═══ INPUT RECORDS ═══

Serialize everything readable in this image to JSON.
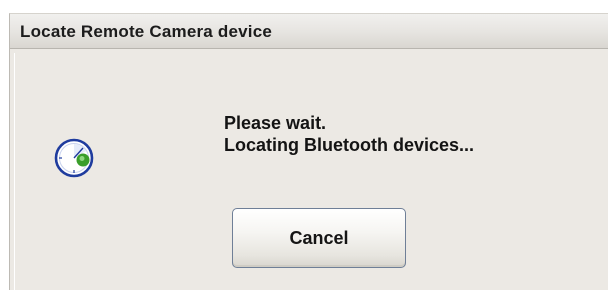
{
  "window": {
    "title": "Locate Remote Camera device"
  },
  "icons": {
    "status_icon": "bluetooth-search-icon"
  },
  "message": {
    "line1": "Please wait.",
    "line2": "Locating Bluetooth devices..."
  },
  "buttons": {
    "cancel_label": "Cancel"
  },
  "colors": {
    "dialog_bg": "#ece9e4",
    "icon_ring": "#1f3c9e",
    "icon_green": "#3a9e2a"
  }
}
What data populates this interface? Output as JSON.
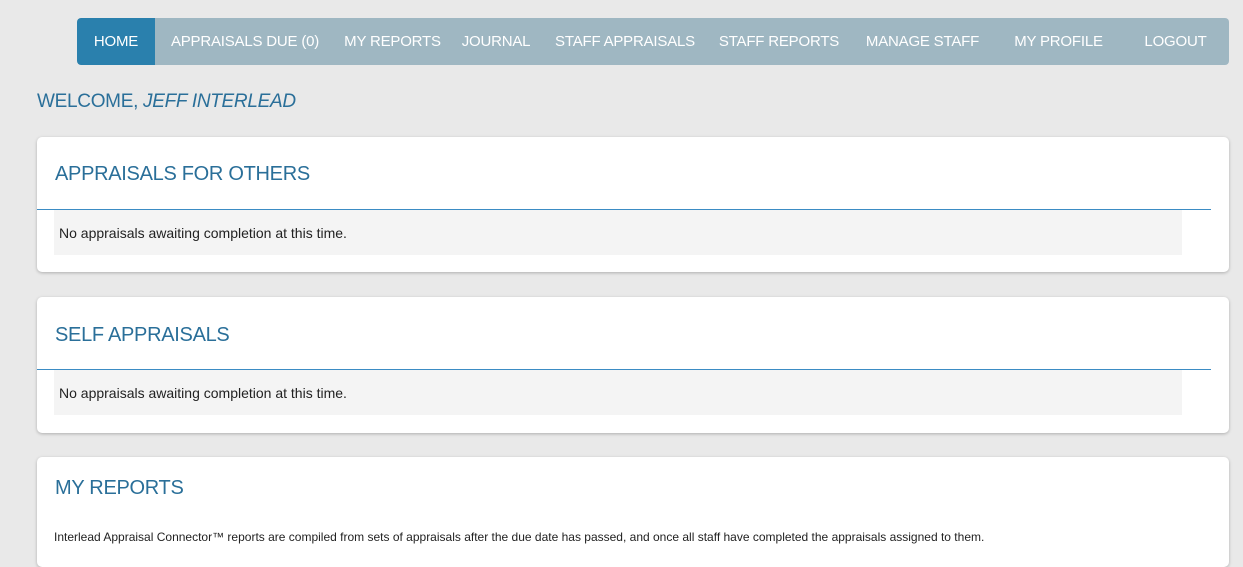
{
  "nav": {
    "items": [
      {
        "label": "HOME",
        "active": true
      },
      {
        "label": "APPRAISALS DUE (0)",
        "active": false
      },
      {
        "label": "MY REPORTS",
        "active": false
      },
      {
        "label": "JOURNAL",
        "active": false
      },
      {
        "label": "STAFF APPRAISALS",
        "active": false
      },
      {
        "label": "STAFF REPORTS",
        "active": false
      },
      {
        "label": "MANAGE STAFF",
        "active": false
      },
      {
        "label": "MY PROFILE",
        "active": false
      },
      {
        "label": "LOGOUT",
        "active": false
      }
    ]
  },
  "welcome": {
    "prefix": "WELCOME, ",
    "user_name": "JEFF INTERLEAD"
  },
  "panels": {
    "others": {
      "title": "APPRAISALS FOR OTHERS",
      "message": "No appraisals awaiting completion at this time."
    },
    "self": {
      "title": "SELF APPRAISALS",
      "message": "No appraisals awaiting completion at this time."
    },
    "reports": {
      "title": "MY REPORTS",
      "description": "Interlead Appraisal Connector™ reports are compiled from sets of appraisals after the due date has passed, and once all staff have completed the appraisals assigned to them."
    }
  },
  "colors": {
    "nav_bg": "#9fb7c2",
    "nav_active": "#2a80ad",
    "heading": "#2a6f99",
    "rule": "#3b8cc4"
  }
}
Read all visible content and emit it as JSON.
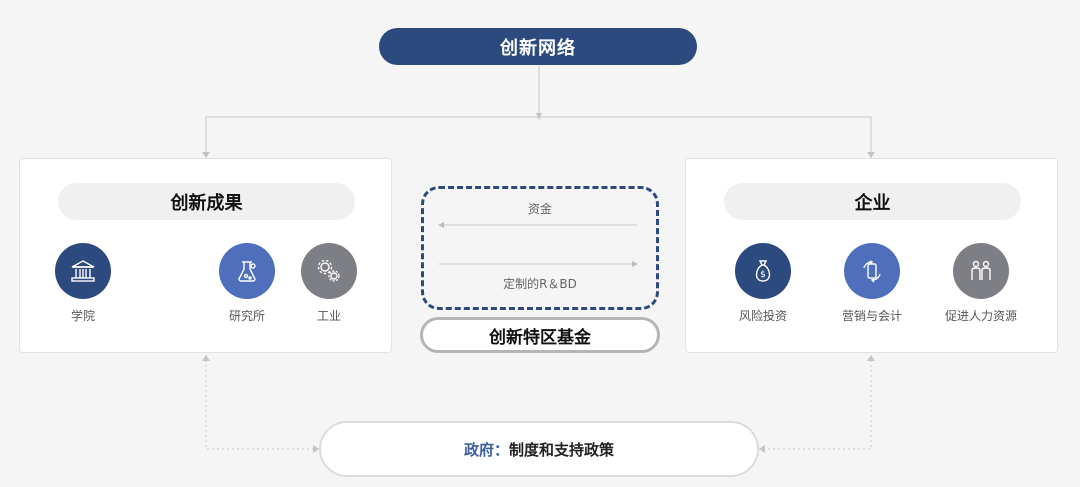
{
  "top": {
    "title": "创新网络"
  },
  "left_panel": {
    "title": "创新成果",
    "items": [
      {
        "label": "学院",
        "icon": "institution-building-icon",
        "color": "#2d4a7f"
      },
      {
        "label": "研究所",
        "icon": "lab-flask-icon",
        "color": "#4f6fbd"
      },
      {
        "label": "工业",
        "icon": "gears-icon",
        "color": "#7d7f85"
      }
    ]
  },
  "center": {
    "top_text": "资金",
    "bottom_text": "定制的R＆BD",
    "fund_title": "创新特区基金"
  },
  "right_panel": {
    "title": "企业",
    "items": [
      {
        "label": "风险投资",
        "icon": "money-bag-icon",
        "color": "#2d4a7f"
      },
      {
        "label": "营销与会计",
        "icon": "mobile-cycle-icon",
        "color": "#4f6fbd"
      },
      {
        "label": "促进人力资源",
        "icon": "people-icon",
        "color": "#7d7f85"
      }
    ]
  },
  "bottom": {
    "accent": "政府",
    "separator": "：",
    "text": "制度和支持政策"
  },
  "colors": {
    "primary": "#2d4a7f",
    "secondary": "#4f6fbd",
    "gray": "#7d7f85"
  }
}
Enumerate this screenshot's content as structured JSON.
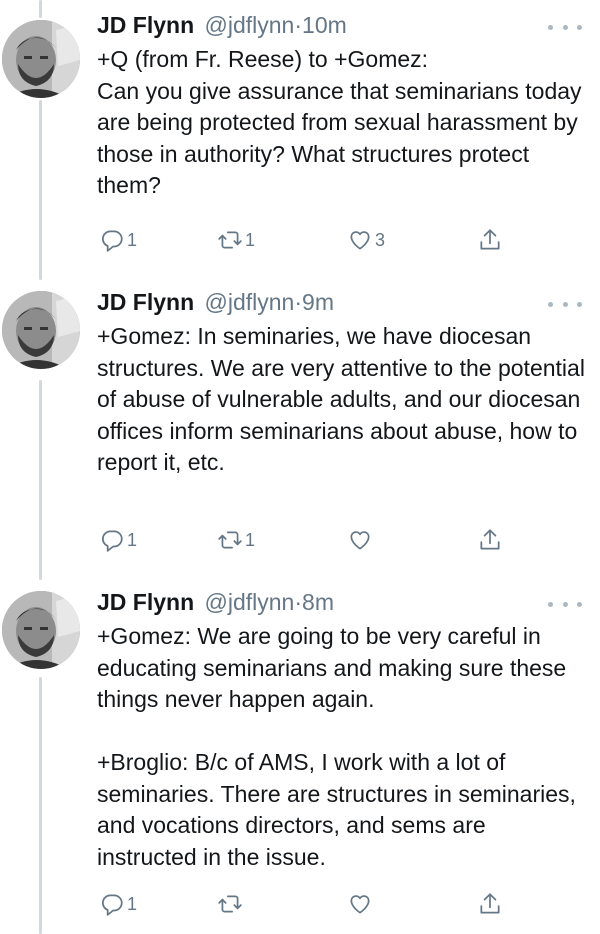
{
  "tweets": [
    {
      "author_name": "JD Flynn",
      "handle": "@jdflynn",
      "separator": "·",
      "time": "10m",
      "text": "+Q (from Fr. Reese) to +Gomez:\nCan you give assurance that seminarians today are being protected from sexual harassment by those in authority? What structures protect them?",
      "reply_count": "1",
      "retweet_count": "1",
      "like_count": "3"
    },
    {
      "author_name": "JD Flynn",
      "handle": "@jdflynn",
      "separator": "·",
      "time": "9m",
      "text": "+Gomez: In seminaries, we have diocesan structures. We are very attentive to the potential of abuse of vulnerable adults, and our diocesan offices inform seminarians about abuse, how to report it, etc.",
      "reply_count": "1",
      "retweet_count": "1",
      "like_count": ""
    },
    {
      "author_name": "JD Flynn",
      "handle": "@jdflynn",
      "separator": "·",
      "time": "8m",
      "text": "+Gomez: We are going to be very careful in educating seminarians and making sure these things never happen again.\n\n+Broglio: B/c of AMS, I work with a lot of seminaries. There are structures in seminaries, and vocations directors, and sems are instructed in the issue.",
      "reply_count": "1",
      "retweet_count": "",
      "like_count": ""
    }
  ],
  "icons": {
    "reply": "reply-icon",
    "retweet": "retweet-icon",
    "like": "heart-icon",
    "share": "share-icon",
    "more": "more-options-icon"
  },
  "colors": {
    "text": "#14171a",
    "muted": "#657786",
    "thread_line": "#cfd9de"
  }
}
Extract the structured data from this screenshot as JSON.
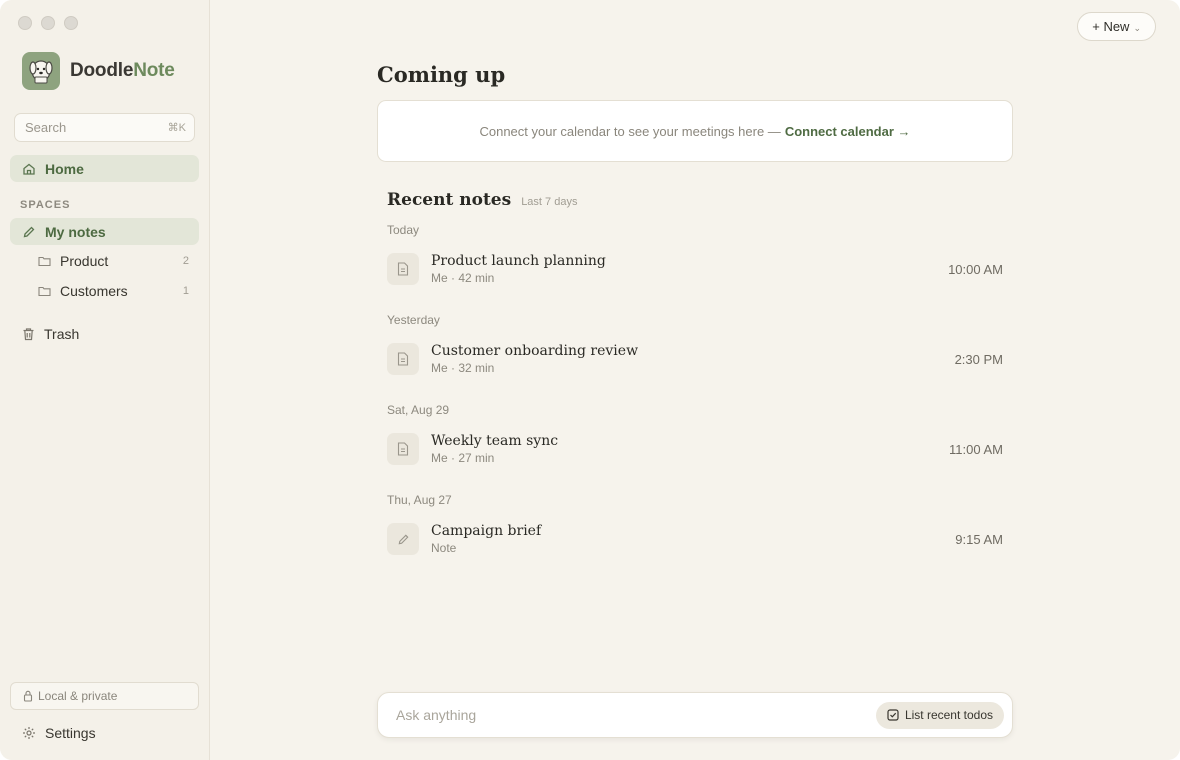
{
  "app": {
    "brand_main": "Doodle",
    "brand_accent": "Note",
    "accent_color": "#6d8a5d"
  },
  "sidebar": {
    "search_placeholder": "Search",
    "search_shortcut": "⌘K",
    "home_label": "Home",
    "spaces_label": "SPACES",
    "my_notes_label": "My notes",
    "folders": [
      {
        "label": "Product",
        "count": "2"
      },
      {
        "label": "Customers",
        "count": "1"
      }
    ],
    "trash_label": "Trash",
    "local_label": "Local & private",
    "settings_label": "Settings"
  },
  "header": {
    "new_button_label": "+ New"
  },
  "coming_up": {
    "title": "Coming up",
    "calendar_text": "Connect your calendar to see your meetings here —",
    "calendar_link": "Connect calendar →"
  },
  "recent": {
    "title": "Recent notes",
    "subtitle": "Last 7 days",
    "groups": [
      {
        "day": "Today",
        "note": {
          "title": "Product launch planning",
          "meta": "Me · 42 min",
          "time": "10:00 AM",
          "icon": "document-icon"
        }
      },
      {
        "day": "Yesterday",
        "note": {
          "title": "Customer onboarding review",
          "meta": "Me · 32 min",
          "time": "2:30 PM",
          "icon": "document-icon"
        }
      },
      {
        "day": "Sat, Aug 29",
        "note": {
          "title": "Weekly team sync",
          "meta": "Me · 27 min",
          "time": "11:00 AM",
          "icon": "document-icon"
        }
      },
      {
        "day": "Thu, Aug 27",
        "note": {
          "title": "Campaign brief",
          "meta": "Note",
          "time": "9:15 AM",
          "icon": "pencil-icon"
        }
      }
    ]
  },
  "ask": {
    "placeholder": "Ask anything",
    "chip_label": "List recent todos"
  }
}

═══

TASK PROMPT | Skip the images and write out the rest of the listing exactly.

ANSWER IN FULL |
Serialize everything readable in this image to JSON.
{
  "window": {
    "title": "Locate Remote Camera device"
  },
  "icons": {
    "status_icon": "bluetooth-search-icon"
  },
  "message": {
    "line1": "Please wait.",
    "line2": "Locating Bluetooth devices..."
  },
  "buttons": {
    "cancel_label": "Cancel"
  },
  "colors": {
    "dialog_bg": "#ece9e4",
    "icon_ring": "#1f3c9e",
    "icon_green": "#3a9e2a"
  }
}
What data populates this interface? Output as JSON.
{
  "nav": {
    "items": [
      {
        "label": "HOME",
        "active": true
      },
      {
        "label": "APPRAISALS DUE (0)",
        "active": false
      },
      {
        "label": "MY REPORTS",
        "active": false
      },
      {
        "label": "JOURNAL",
        "active": false
      },
      {
        "label": "STAFF APPRAISALS",
        "active": false
      },
      {
        "label": "STAFF REPORTS",
        "active": false
      },
      {
        "label": "MANAGE STAFF",
        "active": false
      },
      {
        "label": "MY PROFILE",
        "active": false
      },
      {
        "label": "LOGOUT",
        "active": false
      }
    ]
  },
  "welcome": {
    "prefix": "WELCOME, ",
    "user_name": "JEFF INTERLEAD"
  },
  "panels": {
    "others": {
      "title": "APPRAISALS FOR OTHERS",
      "message": "No appraisals awaiting completion at this time."
    },
    "self": {
      "title": "SELF APPRAISALS",
      "message": "No appraisals awaiting completion at this time."
    },
    "reports": {
      "title": "MY REPORTS",
      "description": "Interlead Appraisal Connector™ reports are compiled from sets of appraisals after the due date has passed, and once all staff have completed the appraisals assigned to them."
    }
  },
  "colors": {
    "nav_bg": "#9fb7c2",
    "nav_active": "#2a80ad",
    "heading": "#2a6f99",
    "rule": "#3b8cc4"
  }
}
Read all visible content and emit it as JSON.
{
  "top": {
    "title": "创新网络"
  },
  "left_panel": {
    "title": "创新成果",
    "items": [
      {
        "label": "学院",
        "icon": "institution-building-icon",
        "color": "#2d4a7f"
      },
      {
        "label": "研究所",
        "icon": "lab-flask-icon",
        "color": "#4f6fbd"
      },
      {
        "label": "工业",
        "icon": "gears-icon",
        "color": "#7d7f85"
      }
    ]
  },
  "center": {
    "top_text": "资金",
    "bottom_text": "定制的R＆BD",
    "fund_title": "创新特区基金"
  },
  "right_panel": {
    "title": "企业",
    "items": [
      {
        "label": "风险投资",
        "icon": "money-bag-icon",
        "color": "#2d4a7f"
      },
      {
        "label": "营销与会计",
        "icon": "mobile-cycle-icon",
        "color": "#4f6fbd"
      },
      {
        "label": "促进人力资源",
        "icon": "people-icon",
        "color": "#7d7f85"
      }
    ]
  },
  "bottom": {
    "accent": "政府",
    "separator": "：",
    "text": "制度和支持政策"
  },
  "colors": {
    "primary": "#2d4a7f",
    "secondary": "#4f6fbd",
    "gray": "#7d7f85"
  }
}
Enumerate this screenshot's content as structured JSON.
{
  "tweets": [
    {
      "author_name": "JD Flynn",
      "handle": "@jdflynn",
      "separator": "·",
      "time": "10m",
      "text": "+Q (from Fr. Reese) to +Gomez:\nCan you give assurance that seminarians today are being protected from sexual harassment by those in authority? What structures protect them?",
      "reply_count": "1",
      "retweet_count": "1",
      "like_count": "3"
    },
    {
      "author_name": "JD Flynn",
      "handle": "@jdflynn",
      "separator": "·",
      "time": "9m",
      "text": "+Gomez: In seminaries, we have diocesan structures. We are very attentive to the potential of abuse of vulnerable adults, and our diocesan offices inform seminarians about abuse, how to report it, etc.",
      "reply_count": "1",
      "retweet_count": "1",
      "like_count": ""
    },
    {
      "author_name": "JD Flynn",
      "handle": "@jdflynn",
      "separator": "·",
      "time": "8m",
      "text": "+Gomez: We are going to be very careful in educating seminarians and making sure these things never happen again.\n\n+Broglio: B/c of AMS, I work with a lot of seminaries. There are structures in seminaries, and vocations directors, and sems are instructed in the issue.",
      "reply_count": "1",
      "retweet_count": "",
      "like_count": ""
    }
  ],
  "icons": {
    "reply": "reply-icon",
    "retweet": "retweet-icon",
    "like": "heart-icon",
    "share": "share-icon",
    "more": "more-options-icon"
  },
  "colors": {
    "text": "#14171a",
    "muted": "#657786",
    "thread_line": "#cfd9de"
  }
}
Extract the structured data from this screenshot as JSON.
{
  "app": {
    "brand_main": "Doodle",
    "brand_accent": "Note",
    "accent_color": "#6d8a5d"
  },
  "sidebar": {
    "search_placeholder": "Search",
    "search_shortcut": "⌘K",
    "home_label": "Home",
    "spaces_label": "SPACES",
    "my_notes_label": "My notes",
    "folders": [
      {
        "label": "Product",
        "count": "2"
      },
      {
        "label": "Customers",
        "count": "1"
      }
    ],
    "trash_label": "Trash",
    "local_label": "Local & private",
    "settings_label": "Settings"
  },
  "header": {
    "new_button_label": "+ New"
  },
  "coming_up": {
    "title": "Coming up",
    "calendar_text": "Connect your calendar to see your meetings here —",
    "calendar_link": "Connect calendar →"
  },
  "recent": {
    "title": "Recent notes",
    "subtitle": "Last 7 days",
    "groups": [
      {
        "day": "Today",
        "note": {
          "title": "Product launch planning",
          "meta": "Me · 42 min",
          "time": "10:00 AM",
          "icon": "document-icon"
        }
      },
      {
        "day": "Yesterday",
        "note": {
          "title": "Customer onboarding review",
          "meta": "Me · 32 min",
          "time": "2:30 PM",
          "icon": "document-icon"
        }
      },
      {
        "day": "Sat, Aug 29",
        "note": {
          "title": "Weekly team sync",
          "meta": "Me · 27 min",
          "time": "11:00 AM",
          "icon": "document-icon"
        }
      },
      {
        "day": "Thu, Aug 27",
        "note": {
          "title": "Campaign brief",
          "meta": "Note",
          "time": "9:15 AM",
          "icon": "pencil-icon"
        }
      }
    ]
  },
  "ask": {
    "placeholder": "Ask anything",
    "chip_label": "List recent todos"
  }
}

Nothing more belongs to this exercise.